— Begin Data supplied —
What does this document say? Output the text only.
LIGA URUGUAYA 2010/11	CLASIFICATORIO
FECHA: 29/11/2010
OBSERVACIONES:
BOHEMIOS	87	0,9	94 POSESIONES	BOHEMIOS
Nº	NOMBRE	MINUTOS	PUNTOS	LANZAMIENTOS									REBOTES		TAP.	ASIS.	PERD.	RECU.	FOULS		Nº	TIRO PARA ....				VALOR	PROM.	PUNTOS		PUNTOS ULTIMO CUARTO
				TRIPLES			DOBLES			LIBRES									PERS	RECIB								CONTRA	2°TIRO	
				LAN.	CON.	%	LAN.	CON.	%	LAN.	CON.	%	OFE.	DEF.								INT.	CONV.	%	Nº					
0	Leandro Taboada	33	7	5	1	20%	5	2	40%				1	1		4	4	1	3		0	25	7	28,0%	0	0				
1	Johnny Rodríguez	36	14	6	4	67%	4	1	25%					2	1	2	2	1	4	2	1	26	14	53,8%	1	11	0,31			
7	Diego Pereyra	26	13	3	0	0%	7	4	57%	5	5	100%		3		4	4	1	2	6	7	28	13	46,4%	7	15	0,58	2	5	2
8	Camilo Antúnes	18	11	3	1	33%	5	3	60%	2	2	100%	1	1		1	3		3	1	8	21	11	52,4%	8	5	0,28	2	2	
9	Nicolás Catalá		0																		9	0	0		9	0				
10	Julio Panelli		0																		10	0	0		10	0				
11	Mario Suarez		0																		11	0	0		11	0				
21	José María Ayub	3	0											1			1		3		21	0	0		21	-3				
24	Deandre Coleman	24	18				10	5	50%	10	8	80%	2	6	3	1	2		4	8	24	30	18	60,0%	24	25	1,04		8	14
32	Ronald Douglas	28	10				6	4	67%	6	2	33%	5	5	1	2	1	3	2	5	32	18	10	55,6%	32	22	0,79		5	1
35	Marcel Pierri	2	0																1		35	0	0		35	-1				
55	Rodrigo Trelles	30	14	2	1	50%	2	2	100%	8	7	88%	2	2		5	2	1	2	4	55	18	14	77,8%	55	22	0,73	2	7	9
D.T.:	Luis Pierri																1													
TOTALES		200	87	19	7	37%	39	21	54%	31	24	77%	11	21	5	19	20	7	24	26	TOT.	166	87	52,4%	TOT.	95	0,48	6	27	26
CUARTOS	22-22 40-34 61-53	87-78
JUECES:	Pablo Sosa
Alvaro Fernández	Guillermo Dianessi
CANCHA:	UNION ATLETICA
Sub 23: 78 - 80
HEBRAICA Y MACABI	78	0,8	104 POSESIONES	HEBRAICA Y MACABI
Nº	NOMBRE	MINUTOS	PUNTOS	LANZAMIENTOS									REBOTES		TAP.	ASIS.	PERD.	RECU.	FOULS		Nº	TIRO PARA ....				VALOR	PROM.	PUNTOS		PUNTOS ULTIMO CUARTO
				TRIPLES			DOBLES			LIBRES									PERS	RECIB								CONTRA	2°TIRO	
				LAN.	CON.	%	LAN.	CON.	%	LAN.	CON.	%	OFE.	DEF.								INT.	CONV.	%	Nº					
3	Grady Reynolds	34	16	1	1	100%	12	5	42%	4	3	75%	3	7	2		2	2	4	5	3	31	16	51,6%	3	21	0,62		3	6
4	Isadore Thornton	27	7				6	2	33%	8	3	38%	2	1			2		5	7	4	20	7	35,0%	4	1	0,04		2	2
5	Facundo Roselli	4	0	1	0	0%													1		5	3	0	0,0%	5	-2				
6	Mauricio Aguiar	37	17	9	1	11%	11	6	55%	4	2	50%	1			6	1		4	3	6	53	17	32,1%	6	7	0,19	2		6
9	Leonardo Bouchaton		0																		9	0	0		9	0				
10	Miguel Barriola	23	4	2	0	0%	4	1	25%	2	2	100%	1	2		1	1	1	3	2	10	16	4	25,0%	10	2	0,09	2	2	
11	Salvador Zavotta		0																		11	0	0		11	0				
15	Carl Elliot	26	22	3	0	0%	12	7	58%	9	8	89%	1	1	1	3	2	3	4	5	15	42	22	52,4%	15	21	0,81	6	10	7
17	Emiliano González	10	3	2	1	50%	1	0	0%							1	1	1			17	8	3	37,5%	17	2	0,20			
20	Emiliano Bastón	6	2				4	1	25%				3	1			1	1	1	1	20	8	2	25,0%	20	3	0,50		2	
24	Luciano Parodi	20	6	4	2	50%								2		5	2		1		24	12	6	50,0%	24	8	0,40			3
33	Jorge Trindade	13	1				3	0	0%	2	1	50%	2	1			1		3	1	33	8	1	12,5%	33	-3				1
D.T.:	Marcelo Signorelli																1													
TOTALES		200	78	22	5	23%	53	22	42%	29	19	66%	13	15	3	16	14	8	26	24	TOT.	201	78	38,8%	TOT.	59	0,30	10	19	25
— End Data supplied —
- Aim
Please repeat all the records above exactly as they appear.

- Result
What does this document say? Output the text only.
LIGA URUGUAYA 2010/11	CLASIFICATORIO
FECHA: 29/11/2010
OBSERVACIONES:
BOHEMIOS	87	0,9	94 POSESIONES	BOHEMIOS
Nº	NOMBRE	MINUTOS	PUNTOS	LANZAMIENTOS									REBOTES		TAP.	ASIS.	PERD.	RECU.	FOULS		Nº	TIRO PARA ....				VALOR	PROM.	PUNTOS		PUNTOS ULTIMO CUARTO
				TRIPLES			DOBLES			LIBRES									PERS	RECIB								CONTRA	2°TIRO	
				LAN.	CON.	%	LAN.	CON.	%	LAN.	CON.	%	OFE.	DEF.								INT.	CONV.	%	Nº					
0	Leandro Taboada	33	7	5	1	20%	5	2	40%				1	1		4	4	1	3		0	25	7	28,0%	0	0				
1	Johnny Rodríguez	36	14	6	4	67%	4	1	25%					2	1	2	2	1	4	2	1	26	14	53,8%	1	11	0,31			
7	Diego Pereyra	26	13	3	0	0%	7	4	57%	5	5	100%		3		4	4	1	2	6	7	28	13	46,4%	7	15	0,58	2	5	2
8	Camilo Antúnes	18	11	3	1	33%	5	3	60%	2	2	100%	1	1		1	3		3	1	8	21	11	52,4%	8	5	0,28	2	2	
9	Nicolás Catalá		0																		9	0	0		9	0				
10	Julio Panelli		0																		10	0	0		10	0				
11	Mario Suarez		0																		11	0	0		11	0				
21	José María Ayub	3	0											1			1		3		21	0	0		21	-3				
24	Deandre Coleman	24	18				10	5	50%	10	8	80%	2	6	3	1	2		4	8	24	30	18	60,0%	24	25	1,04		8	14
32	Ronald Douglas	28	10				6	4	67%	6	2	33%	5	5	1	2	1	3	2	5	32	18	10	55,6%	32	22	0,79		5	1
35	Marcel Pierri	2	0																1		35	0	0		35	-1				
55	Rodrigo Trelles	30	14	2	1	50%	2	2	100%	8	7	88%	2	2		5	2	1	2	4	55	18	14	77,8%	55	22	0,73	2	7	9
D.T.:	Luis Pierri																1													
TOTALES		200	87	19	7	37%	39	21	54%	31	24	77%	11	21	5	19	20	7	24	26	TOT.	166	87	52,4%	TOT.	95	0,48	6	27	26
CUARTOS	22-22 40-34 61-53	87-78
JUECES:	Pablo Sosa
Alvaro Fernández	Guillermo Dianessi
CANCHA:	UNION ATLETICA
Sub 23: 78 - 80
HEBRAICA Y MACABI	78	0,8	104 POSESIONES	HEBRAICA Y MACABI
Nº	NOMBRE	MINUTOS	PUNTOS	LANZAMIENTOS									REBOTES		TAP.	ASIS.	PERD.	RECU.	FOULS		Nº	TIRO PARA ....				VALOR	PROM.	PUNTOS		PUNTOS ULTIMO CUARTO
				TRIPLES			DOBLES			LIBRES									PERS	RECIB								CONTRA	2°TIRO	
				LAN.	CON.	%	LAN.	CON.	%	LAN.	CON.	%	OFE.	DEF.								INT.	CONV.	%	Nº					
3	Grady Reynolds	34	16	1	1	100%	12	5	42%	4	3	75%	3	7	2		2	2	4	5	3	31	16	51,6%	3	21	0,62		3	6
4	Isadore Thornton	27	7				6	2	33%	8	3	38%	2	1			2		5	7	4	20	7	35,0%	4	1	0,04		2	2
5	Facundo Roselli	4	0	1	0	0%													1		5	3	0	0,0%	5	-2				
6	Mauricio Aguiar	37	17	9	1	11%	11	6	55%	4	2	50%	1			6	1		4	3	6	53	17	32,1%	6	7	0,19	2		6
9	Leonardo Bouchaton		0																		9	0	0		9	0				
10	Miguel Barriola	23	4	2	0	0%	4	1	25%	2	2	100%	1	2		1	1	1	3	2	10	16	4	25,0%	10	2	0,09	2	2	
11	Salvador Zavotta		0																		11	0	0		11	0				
15	Carl Elliot	26	22	3	0	0%	12	7	58%	9	8	89%	1	1	1	3	2	3	4	5	15	42	22	52,4%	15	21	0,81	6	10	7
17	Emiliano González	10	3	2	1	50%	1	0	0%							1	1	1			17	8	3	37,5%	17	2	0,20			
20	Emiliano Bastón	6	2				4	1	25%				3	1			1	1	1	1	20	8	2	25,0%	20	3	0,50		2	
24	Luciano Parodi	20	6	4	2	50%								2		5	2		1		24	12	6	50,0%	24	8	0,40			3
33	Jorge Trindade	13	1				3	0	0%	2	1	50%	2	1			1		3	1	33	8	1	12,5%	33	-3				1
D.T.:	Marcelo Signorelli																1													
TOTALES		200	78	22	5	23%	53	22	42%	29	19	66%	13	15	3	16	14	8	26	24	TOT.	201	78	38,8%	TOT.	59	0,30	10	19	25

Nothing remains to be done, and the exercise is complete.